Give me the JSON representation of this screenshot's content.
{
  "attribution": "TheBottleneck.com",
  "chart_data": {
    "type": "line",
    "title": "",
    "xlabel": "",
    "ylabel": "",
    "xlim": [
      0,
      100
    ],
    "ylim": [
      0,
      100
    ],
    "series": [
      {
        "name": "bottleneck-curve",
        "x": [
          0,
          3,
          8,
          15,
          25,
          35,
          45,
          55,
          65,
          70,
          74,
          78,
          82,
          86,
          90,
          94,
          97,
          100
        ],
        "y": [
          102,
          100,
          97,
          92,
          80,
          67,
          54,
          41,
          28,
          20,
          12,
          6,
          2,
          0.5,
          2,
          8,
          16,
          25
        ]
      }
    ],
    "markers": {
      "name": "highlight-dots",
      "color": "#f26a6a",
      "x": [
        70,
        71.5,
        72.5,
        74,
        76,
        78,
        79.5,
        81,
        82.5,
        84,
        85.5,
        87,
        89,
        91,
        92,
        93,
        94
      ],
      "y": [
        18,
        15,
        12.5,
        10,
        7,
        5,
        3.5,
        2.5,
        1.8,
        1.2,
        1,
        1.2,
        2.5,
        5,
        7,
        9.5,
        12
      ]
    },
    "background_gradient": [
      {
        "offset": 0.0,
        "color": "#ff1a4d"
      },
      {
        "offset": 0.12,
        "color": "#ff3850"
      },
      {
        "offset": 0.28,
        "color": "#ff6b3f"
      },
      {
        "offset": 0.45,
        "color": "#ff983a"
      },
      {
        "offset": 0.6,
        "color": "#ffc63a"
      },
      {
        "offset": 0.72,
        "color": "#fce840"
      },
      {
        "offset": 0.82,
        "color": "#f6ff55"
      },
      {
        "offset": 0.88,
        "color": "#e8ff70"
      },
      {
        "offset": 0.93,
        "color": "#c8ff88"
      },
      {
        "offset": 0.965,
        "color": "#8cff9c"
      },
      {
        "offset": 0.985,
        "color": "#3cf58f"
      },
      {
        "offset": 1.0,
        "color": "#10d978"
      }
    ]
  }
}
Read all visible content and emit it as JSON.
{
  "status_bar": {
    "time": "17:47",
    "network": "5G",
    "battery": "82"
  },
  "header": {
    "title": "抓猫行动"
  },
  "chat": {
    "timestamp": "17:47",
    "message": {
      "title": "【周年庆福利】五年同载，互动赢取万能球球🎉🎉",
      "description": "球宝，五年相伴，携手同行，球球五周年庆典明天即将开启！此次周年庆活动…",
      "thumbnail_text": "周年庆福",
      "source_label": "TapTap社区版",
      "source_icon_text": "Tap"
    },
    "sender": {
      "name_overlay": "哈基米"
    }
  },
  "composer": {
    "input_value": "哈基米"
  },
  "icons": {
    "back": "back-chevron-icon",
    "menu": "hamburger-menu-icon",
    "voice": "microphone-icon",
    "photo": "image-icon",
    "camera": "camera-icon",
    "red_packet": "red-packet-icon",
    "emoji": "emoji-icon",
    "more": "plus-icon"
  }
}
+ + +
• _Given request_
From the data above, gather every line that includes the word "content".

• _Task answer_
Give me the JSON representation of this screenshot's content.
Read all visible content and emit it as JSON.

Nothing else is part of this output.